| Ejercicio propuesto A |
Reproduce sin cambios todo el listado, desde su primera línea hasta la línea que contiene "post-media[interactable]: ASR 95", ambas incluidas.

| Fragmento del texto |
-*-
Sigo con esta serie de reseñas dedicadas a la escritora Patricia Cornwell y a su alter ego la doctora anatomopatóloga Kay Scarpetta.

Este es el tercer libro de la serie dedicada a ella en la cual también tienen un rol de protagonistas su sobrina Lucy Farinelii y el detective Pete Marino, entre otros.

Richmond, Virginia. Un asesino en serie se ceba con parejas de novios. Cuando la quinta pareja asesinada incluye a la hija muy joven de Pat Harvey, un destacado político antidroga, el revuelo es enorme.

Pero, ¿es el asesino en serie el autor o hay una conspiración política detrás? Kay Scarpetta investiga junto a Marino y la periodista Abby Turnbull, que encontrará la muerte tras resolver el caso en un intento de sacar una primicia del mismo. De fondo, su problemática relación amorosa con el agente federal Mark James.

TRAMA

El sábado, último día de agosto, me puse a trabajar antes del amanecer. No vi la niebla levantarse como el humo de un prado calcinado, ni el cielo teñirse de azul intenso. Durante toda la mañana las mesas de acero permanecieron ocupadas por cadáveres, y el depósito no tenía ventanas. El fin de semana del Día del Trabajo había comenzado con una cadena de accidentes y un tiroteo en Richmond.
Cuando por fin regresé a mi casa del West End y oí a Bertha fregar el suelo de la cocina, eran ya las dos de la tarde. Bertha venía a hacer mis tareas todos los sábados y sabía por experiencia que no debía preocuparme por el teléfono, que acababa de empezar a sonar.
No estoy aquí», dije en voz alta, abriendo la nevera.
Bertha se detuvo. «También ha sonado hace un minuto», explicó. «Y también sonó antes. Siempre el mismo tipo».
-*-
| Ejercicio propuesto B |
Resume la reseña en dos oraciones.

| Datos proporcionados |
-*-
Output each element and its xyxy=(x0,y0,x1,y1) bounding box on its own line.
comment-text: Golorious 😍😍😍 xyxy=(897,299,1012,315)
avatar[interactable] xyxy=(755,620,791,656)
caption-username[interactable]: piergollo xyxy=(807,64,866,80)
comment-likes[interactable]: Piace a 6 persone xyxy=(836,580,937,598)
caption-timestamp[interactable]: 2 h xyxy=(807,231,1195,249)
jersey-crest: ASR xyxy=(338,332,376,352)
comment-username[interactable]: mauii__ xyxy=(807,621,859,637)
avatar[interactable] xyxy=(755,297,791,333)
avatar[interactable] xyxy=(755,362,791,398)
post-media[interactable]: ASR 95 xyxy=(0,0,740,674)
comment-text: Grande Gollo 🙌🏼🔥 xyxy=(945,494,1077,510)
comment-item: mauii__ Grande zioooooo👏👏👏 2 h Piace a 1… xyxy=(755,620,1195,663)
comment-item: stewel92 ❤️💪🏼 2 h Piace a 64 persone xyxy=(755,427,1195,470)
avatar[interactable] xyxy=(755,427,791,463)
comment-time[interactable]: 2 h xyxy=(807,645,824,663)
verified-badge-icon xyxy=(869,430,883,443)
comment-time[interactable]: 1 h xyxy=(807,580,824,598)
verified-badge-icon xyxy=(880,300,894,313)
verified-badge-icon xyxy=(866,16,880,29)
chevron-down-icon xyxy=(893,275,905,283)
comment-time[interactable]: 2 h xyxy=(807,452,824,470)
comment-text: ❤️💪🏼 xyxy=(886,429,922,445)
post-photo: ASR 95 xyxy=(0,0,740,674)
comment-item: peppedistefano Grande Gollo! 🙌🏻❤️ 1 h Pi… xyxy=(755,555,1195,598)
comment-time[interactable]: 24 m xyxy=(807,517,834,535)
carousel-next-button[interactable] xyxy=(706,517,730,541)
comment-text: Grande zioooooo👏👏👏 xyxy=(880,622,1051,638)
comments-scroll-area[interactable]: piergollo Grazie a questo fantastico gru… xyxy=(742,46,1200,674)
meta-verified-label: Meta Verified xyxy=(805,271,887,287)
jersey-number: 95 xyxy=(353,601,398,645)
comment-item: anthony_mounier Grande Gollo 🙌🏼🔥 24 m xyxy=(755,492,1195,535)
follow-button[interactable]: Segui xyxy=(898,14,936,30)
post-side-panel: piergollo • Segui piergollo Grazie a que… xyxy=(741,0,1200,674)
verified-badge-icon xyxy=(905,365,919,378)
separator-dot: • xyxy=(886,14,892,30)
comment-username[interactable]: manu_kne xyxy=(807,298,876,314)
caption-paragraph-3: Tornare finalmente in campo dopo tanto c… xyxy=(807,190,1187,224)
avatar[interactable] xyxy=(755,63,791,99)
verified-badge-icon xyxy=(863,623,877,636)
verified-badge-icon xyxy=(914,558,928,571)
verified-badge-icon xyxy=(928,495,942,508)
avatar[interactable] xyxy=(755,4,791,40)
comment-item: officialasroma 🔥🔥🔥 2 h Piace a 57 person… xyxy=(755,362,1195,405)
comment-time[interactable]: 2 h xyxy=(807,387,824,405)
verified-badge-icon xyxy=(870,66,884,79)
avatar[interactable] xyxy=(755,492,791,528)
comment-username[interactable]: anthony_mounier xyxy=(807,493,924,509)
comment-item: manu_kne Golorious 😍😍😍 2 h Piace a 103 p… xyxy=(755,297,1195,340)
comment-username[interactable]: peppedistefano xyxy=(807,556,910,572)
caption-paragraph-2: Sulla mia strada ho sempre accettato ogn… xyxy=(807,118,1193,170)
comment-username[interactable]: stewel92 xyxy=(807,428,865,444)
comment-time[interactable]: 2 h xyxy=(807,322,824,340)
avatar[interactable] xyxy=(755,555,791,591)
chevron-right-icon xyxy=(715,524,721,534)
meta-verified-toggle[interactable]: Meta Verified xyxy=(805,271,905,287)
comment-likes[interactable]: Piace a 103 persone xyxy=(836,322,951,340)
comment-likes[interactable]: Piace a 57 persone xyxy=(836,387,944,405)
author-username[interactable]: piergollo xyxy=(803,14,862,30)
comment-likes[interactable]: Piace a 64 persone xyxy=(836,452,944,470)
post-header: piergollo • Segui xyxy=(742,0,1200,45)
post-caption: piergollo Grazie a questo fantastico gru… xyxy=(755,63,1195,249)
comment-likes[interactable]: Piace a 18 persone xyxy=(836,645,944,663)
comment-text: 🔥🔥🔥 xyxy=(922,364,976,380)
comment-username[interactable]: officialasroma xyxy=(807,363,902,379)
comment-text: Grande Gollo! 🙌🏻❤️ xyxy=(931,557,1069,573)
-*-
| Solución del ejercicio A |
Output each element and its xyxy=(x0,y0,x1,y1) bounding box on its own line.
comment-text: Golorious 😍😍😍 xyxy=(897,299,1012,315)
avatar[interactable] xyxy=(755,620,791,656)
caption-username[interactable]: piergollo xyxy=(807,64,866,80)
comment-likes[interactable]: Piace a 6 persone xyxy=(836,580,937,598)
caption-timestamp[interactable]: 2 h xyxy=(807,231,1195,249)
jersey-crest: ASR xyxy=(338,332,376,352)
comment-username[interactable]: mauii__ xyxy=(807,621,859,637)
avatar[interactable] xyxy=(755,297,791,333)
avatar[interactable] xyxy=(755,362,791,398)
post-media[interactable]: ASR 95 xyxy=(0,0,740,674)

| Solución del ejercicio B |
La reseña presenta el tercer libro de la serie de Patricia Cornwell sobre la doctora Kay Scarpetta, ambientado en Richmond, Virginia, donde un asesino en serie mata a parejas de novios y causa un enorme revuelo cuando entre las víctimas aparece la hija de Pat Harvey, un destacado político antidroga. Scarpetta investiga junto a Marino y la periodista Abby Turnbull, mientras de fondo se desarrolla su problemática relación amorosa con el agente federal Mark James.